_Given data_
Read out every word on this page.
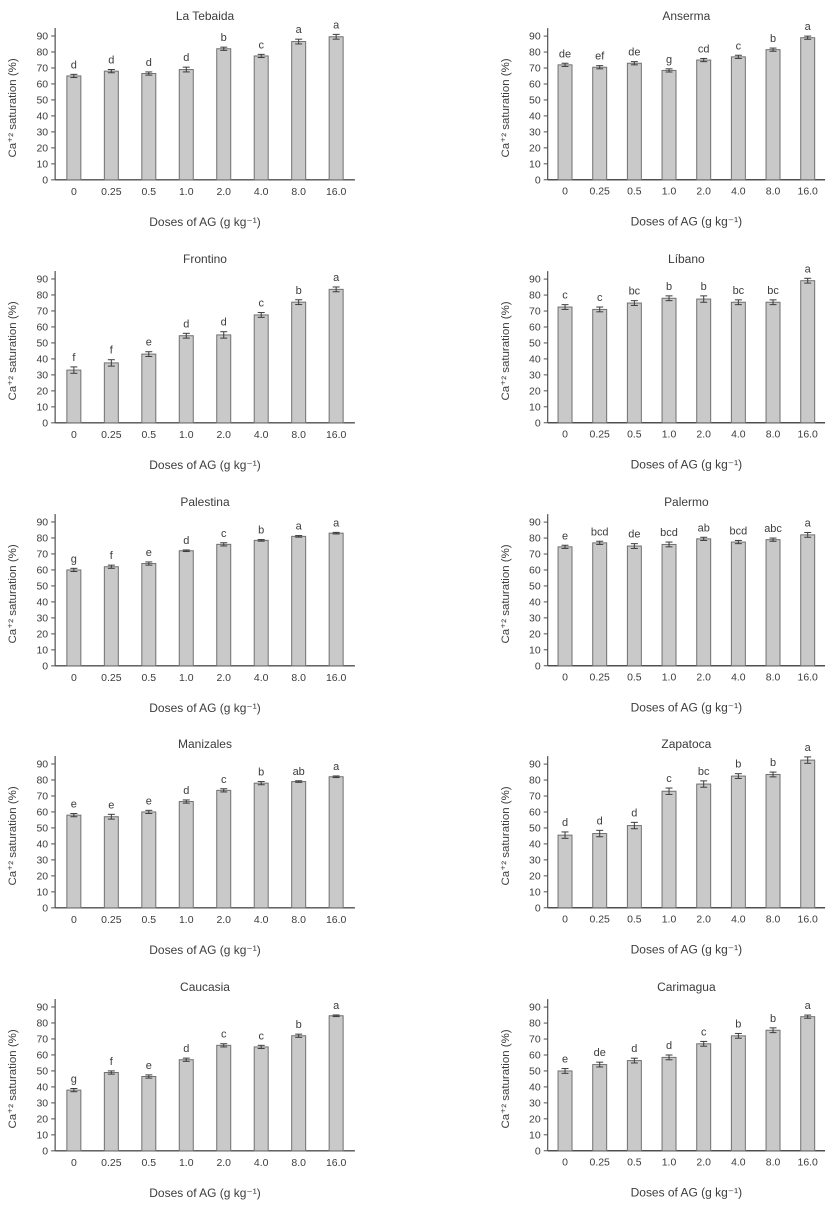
La Tebaida
0
10
20
30
40
50
60
70
80
90
d
0
d
0.25
d
0.5
d
1.0
b
2.0
c
4.0
a
8.0
a
16.0
Doses of AG (g kg⁻¹)
Ca⁺² saturation (%)
Anserma
0
10
20
30
40
50
60
70
80
90
de
0
ef
0.25
de
0.5
g
1.0
cd
2.0
c
4.0
b
8.0
a
16.0
Doses of AG (g kg⁻¹)
Ca⁺² saturation (%)
Frontino
0
10
20
30
40
50
60
70
80
90
f
0
f
0.25
e
0.5
d
1.0
d
2.0
c
4.0
b
8.0
a
16.0
Doses of AG (g kg⁻¹)
Ca⁺² saturation (%)
Líbano
0
10
20
30
40
50
60
70
80
90
c
0
c
0.25
bc
0.5
b
1.0
b
2.0
bc
4.0
bc
8.0
a
16.0
Doses of AG (g kg⁻¹)
Ca⁺² saturation (%)
Palestina
0
10
20
30
40
50
60
70
80
90
g
0
f
0.25
e
0.5
d
1.0
c
2.0
b
4.0
a
8.0
a
16.0
Doses of AG (g kg⁻¹)
Ca⁺² saturation (%)
Palermo
0
10
20
30
40
50
60
70
80
90
e
0
bcd
0.25
de
0.5
bcd
1.0
ab
2.0
bcd
4.0
abc
8.0
a
16.0
Doses of AG (g kg⁻¹)
Ca⁺² saturation (%)
Manizales
0
10
20
30
40
50
60
70
80
90
e
0
e
0.25
e
0.5
d
1.0
c
2.0
b
4.0
ab
8.0
a
16.0
Doses of AG (g kg⁻¹)
Ca⁺² saturation (%)
Zapatoca
0
10
20
30
40
50
60
70
80
90
d
0
d
0.25
d
0.5
c
1.0
bc
2.0
b
4.0
b
8.0
a
16.0
Doses of AG (g kg⁻¹)
Ca⁺² saturation (%)
Caucasia
0
10
20
30
40
50
60
70
80
90
g
0
f
0.25
e
0.5
d
1.0
c
2.0
c
4.0
b
8.0
a
16.0
Doses of AG (g kg⁻¹)
Ca⁺² saturation (%)
Carimagua
0
10
20
30
40
50
60
70
80
90
e
0
de
0.25
d
0.5
d
1.0
c
2.0
b
4.0
b
8.0
a
16.0
Doses of AG (g kg⁻¹)
Ca⁺² saturation (%)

_Task objective_
Reproduce the material above in full and without alteration, but skip all pictures.

_The reply_
Read out every word on this page.
La Tebaida
0
10
20
30
40
50
60
70
80
90
d
0
d
0.25
d
0.5
d
1.0
b
2.0
c
4.0
a
8.0
a
16.0
Doses of AG (g kg⁻¹)
Ca⁺² saturation (%)
Anserma
0
10
20
30
40
50
60
70
80
90
de
0
ef
0.25
de
0.5
g
1.0
cd
2.0
c
4.0
b
8.0
a
16.0
Doses of AG (g kg⁻¹)
Ca⁺² saturation (%)
Frontino
0
10
20
30
40
50
60
70
80
90
f
0
f
0.25
e
0.5
d
1.0
d
2.0
c
4.0
b
8.0
a
16.0
Doses of AG (g kg⁻¹)
Ca⁺² saturation (%)
Líbano
0
10
20
30
40
50
60
70
80
90
c
0
c
0.25
bc
0.5
b
1.0
b
2.0
bc
4.0
bc
8.0
a
16.0
Doses of AG (g kg⁻¹)
Ca⁺² saturation (%)
Palestina
0
10
20
30
40
50
60
70
80
90
g
0
f
0.25
e
0.5
d
1.0
c
2.0
b
4.0
a
8.0
a
16.0
Doses of AG (g kg⁻¹)
Ca⁺² saturation (%)
Palermo
0
10
20
30
40
50
60
70
80
90
e
0
bcd
0.25
de
0.5
bcd
1.0
ab
2.0
bcd
4.0
abc
8.0
a
16.0
Doses of AG (g kg⁻¹)
Ca⁺² saturation (%)
Manizales
0
10
20
30
40
50
60
70
80
90
e
0
e
0.25
e
0.5
d
1.0
c
2.0
b
4.0
ab
8.0
a
16.0
Doses of AG (g kg⁻¹)
Ca⁺² saturation (%)
Zapatoca
0
10
20
30
40
50
60
70
80
90
d
0
d
0.25
d
0.5
c
1.0
bc
2.0
b
4.0
b
8.0
a
16.0
Doses of AG (g kg⁻¹)
Ca⁺² saturation (%)
Caucasia
0
10
20
30
40
50
60
70
80
90
g
0
f
0.25
e
0.5
d
1.0
c
2.0
c
4.0
b
8.0
a
16.0
Doses of AG (g kg⁻¹)
Ca⁺² saturation (%)
Carimagua
0
10
20
30
40
50
60
70
80
90
e
0
de
0.25
d
0.5
d
1.0
c
2.0
b
4.0
b
8.0
a
16.0
Doses of AG (g kg⁻¹)
Ca⁺² saturation (%)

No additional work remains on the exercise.